Dataset entries:

+ + +

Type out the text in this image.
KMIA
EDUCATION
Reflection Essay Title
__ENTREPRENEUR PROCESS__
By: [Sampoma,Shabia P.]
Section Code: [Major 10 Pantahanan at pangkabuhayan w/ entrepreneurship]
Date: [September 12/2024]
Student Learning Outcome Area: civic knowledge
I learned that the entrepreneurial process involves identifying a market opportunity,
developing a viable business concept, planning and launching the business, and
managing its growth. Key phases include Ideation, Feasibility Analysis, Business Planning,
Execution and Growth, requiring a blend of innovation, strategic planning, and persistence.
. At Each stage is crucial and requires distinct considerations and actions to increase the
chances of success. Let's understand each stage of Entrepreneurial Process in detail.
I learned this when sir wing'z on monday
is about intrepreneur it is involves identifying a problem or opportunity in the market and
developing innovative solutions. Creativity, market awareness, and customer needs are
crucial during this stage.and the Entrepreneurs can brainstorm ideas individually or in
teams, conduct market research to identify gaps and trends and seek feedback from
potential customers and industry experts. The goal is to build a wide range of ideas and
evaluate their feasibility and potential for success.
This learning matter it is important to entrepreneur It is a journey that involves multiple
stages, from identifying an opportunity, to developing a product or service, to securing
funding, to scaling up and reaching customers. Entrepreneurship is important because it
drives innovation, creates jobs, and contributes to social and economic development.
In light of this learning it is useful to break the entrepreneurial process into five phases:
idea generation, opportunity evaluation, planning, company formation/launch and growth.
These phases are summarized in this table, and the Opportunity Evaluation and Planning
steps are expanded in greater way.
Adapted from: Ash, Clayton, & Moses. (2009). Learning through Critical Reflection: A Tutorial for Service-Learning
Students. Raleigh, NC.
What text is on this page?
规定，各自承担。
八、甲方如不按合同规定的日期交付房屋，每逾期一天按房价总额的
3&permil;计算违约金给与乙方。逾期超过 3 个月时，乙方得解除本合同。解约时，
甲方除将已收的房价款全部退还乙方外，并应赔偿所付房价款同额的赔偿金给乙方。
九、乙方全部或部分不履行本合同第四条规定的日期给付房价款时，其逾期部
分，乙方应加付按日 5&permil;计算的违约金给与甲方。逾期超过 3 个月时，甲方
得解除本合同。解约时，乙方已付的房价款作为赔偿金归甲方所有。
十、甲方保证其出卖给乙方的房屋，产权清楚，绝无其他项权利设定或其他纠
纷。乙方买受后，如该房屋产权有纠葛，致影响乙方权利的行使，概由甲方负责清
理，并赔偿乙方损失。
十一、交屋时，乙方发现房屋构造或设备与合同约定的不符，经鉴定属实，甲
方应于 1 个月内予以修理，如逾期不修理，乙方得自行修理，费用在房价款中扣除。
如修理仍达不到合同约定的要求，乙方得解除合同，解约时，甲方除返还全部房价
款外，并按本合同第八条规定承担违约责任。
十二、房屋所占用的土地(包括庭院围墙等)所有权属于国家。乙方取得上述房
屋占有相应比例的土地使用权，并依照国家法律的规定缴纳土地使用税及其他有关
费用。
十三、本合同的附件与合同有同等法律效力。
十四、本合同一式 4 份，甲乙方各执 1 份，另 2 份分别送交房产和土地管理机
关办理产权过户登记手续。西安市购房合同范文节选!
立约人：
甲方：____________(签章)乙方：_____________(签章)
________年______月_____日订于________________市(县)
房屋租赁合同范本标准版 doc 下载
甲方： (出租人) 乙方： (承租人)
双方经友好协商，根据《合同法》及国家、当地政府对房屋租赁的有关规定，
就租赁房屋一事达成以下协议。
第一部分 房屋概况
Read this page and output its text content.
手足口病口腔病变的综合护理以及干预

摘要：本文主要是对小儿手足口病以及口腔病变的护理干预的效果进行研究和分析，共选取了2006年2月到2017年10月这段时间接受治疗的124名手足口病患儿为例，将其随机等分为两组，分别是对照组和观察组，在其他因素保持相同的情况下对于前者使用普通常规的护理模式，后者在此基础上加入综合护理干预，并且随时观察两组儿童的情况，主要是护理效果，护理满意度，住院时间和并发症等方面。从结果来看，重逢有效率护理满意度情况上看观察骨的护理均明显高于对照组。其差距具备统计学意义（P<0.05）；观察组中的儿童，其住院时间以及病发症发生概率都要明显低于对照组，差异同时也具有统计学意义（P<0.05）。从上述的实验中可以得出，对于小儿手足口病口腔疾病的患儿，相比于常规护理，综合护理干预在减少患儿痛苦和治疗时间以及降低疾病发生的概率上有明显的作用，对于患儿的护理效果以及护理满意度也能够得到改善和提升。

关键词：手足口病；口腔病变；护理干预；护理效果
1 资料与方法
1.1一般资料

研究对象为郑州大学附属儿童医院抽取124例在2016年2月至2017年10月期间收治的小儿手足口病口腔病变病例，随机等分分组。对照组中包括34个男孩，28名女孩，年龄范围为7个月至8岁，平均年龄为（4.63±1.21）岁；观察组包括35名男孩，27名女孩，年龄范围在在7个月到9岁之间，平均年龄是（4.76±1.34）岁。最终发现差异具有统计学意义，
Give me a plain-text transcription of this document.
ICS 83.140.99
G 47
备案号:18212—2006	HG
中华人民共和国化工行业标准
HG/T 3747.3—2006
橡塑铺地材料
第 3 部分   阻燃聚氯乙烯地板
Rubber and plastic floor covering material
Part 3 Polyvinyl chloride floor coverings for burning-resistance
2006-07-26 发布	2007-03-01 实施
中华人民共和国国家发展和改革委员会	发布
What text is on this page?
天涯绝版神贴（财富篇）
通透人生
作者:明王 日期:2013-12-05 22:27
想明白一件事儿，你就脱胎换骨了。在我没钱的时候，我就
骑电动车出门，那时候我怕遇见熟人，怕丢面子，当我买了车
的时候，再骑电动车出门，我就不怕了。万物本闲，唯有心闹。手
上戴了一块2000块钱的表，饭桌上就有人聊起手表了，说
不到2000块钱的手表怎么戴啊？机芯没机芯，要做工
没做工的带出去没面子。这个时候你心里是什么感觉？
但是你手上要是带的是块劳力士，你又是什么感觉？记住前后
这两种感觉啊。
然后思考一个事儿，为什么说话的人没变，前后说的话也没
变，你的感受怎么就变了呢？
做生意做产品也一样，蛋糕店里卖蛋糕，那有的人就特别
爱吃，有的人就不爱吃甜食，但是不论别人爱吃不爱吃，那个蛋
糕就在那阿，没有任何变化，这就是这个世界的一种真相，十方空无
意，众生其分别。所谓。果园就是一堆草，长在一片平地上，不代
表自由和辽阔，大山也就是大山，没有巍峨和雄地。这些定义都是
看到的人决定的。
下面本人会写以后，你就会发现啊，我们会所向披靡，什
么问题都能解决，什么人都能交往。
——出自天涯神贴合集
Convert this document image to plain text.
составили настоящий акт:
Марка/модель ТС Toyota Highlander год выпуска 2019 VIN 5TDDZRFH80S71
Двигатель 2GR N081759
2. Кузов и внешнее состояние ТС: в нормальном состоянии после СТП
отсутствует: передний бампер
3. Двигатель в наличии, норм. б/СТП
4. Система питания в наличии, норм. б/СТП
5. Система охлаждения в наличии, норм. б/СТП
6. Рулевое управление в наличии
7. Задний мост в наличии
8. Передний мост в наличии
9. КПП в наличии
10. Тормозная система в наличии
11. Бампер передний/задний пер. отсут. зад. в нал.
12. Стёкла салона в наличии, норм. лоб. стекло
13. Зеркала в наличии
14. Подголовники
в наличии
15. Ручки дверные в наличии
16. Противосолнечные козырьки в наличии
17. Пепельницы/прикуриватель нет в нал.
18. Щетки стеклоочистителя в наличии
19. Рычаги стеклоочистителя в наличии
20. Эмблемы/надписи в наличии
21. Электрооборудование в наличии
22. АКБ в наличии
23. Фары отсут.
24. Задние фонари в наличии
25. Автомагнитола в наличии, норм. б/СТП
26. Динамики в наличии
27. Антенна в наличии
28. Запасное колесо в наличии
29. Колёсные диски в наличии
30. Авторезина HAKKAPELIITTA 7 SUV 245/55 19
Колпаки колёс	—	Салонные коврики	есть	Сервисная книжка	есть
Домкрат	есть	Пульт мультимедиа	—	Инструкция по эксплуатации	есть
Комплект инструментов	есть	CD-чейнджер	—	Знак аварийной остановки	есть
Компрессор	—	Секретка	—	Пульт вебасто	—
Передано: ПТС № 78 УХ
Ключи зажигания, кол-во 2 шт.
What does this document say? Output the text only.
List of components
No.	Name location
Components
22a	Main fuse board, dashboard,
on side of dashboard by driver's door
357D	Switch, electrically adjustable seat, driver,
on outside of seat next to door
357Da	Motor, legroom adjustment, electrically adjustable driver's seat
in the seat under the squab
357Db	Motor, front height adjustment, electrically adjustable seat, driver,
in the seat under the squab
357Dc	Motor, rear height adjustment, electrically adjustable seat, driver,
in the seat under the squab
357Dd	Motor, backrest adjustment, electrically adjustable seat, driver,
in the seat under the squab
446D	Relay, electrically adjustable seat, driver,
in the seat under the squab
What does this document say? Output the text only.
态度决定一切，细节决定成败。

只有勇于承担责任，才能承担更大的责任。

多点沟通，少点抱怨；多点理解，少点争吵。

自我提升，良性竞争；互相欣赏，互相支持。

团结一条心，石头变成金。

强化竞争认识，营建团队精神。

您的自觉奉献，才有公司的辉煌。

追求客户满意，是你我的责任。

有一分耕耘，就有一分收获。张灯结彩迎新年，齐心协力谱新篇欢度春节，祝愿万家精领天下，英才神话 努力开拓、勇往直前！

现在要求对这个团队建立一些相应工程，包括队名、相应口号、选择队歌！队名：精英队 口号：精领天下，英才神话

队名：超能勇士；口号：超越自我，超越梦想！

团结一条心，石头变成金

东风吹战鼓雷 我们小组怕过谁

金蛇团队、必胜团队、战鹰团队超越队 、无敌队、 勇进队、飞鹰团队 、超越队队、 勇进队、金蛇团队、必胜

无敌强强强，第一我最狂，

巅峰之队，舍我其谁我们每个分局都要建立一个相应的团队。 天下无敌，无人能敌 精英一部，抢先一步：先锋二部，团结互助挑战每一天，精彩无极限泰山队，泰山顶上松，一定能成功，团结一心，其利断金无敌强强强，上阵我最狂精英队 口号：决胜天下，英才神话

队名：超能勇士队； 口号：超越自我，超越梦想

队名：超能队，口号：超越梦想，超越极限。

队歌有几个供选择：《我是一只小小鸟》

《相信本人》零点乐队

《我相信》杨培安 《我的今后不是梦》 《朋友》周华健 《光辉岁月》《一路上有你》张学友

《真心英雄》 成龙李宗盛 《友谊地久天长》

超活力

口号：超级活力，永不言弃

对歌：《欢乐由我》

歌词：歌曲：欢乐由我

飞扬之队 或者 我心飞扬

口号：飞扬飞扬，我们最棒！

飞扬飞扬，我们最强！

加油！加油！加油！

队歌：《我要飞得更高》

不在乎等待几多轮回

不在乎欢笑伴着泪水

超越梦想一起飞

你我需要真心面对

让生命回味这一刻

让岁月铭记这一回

+ + +

[Set problem] Say how many lines above contain the string "adjustment". Answer with the number only.

[Answer below] 4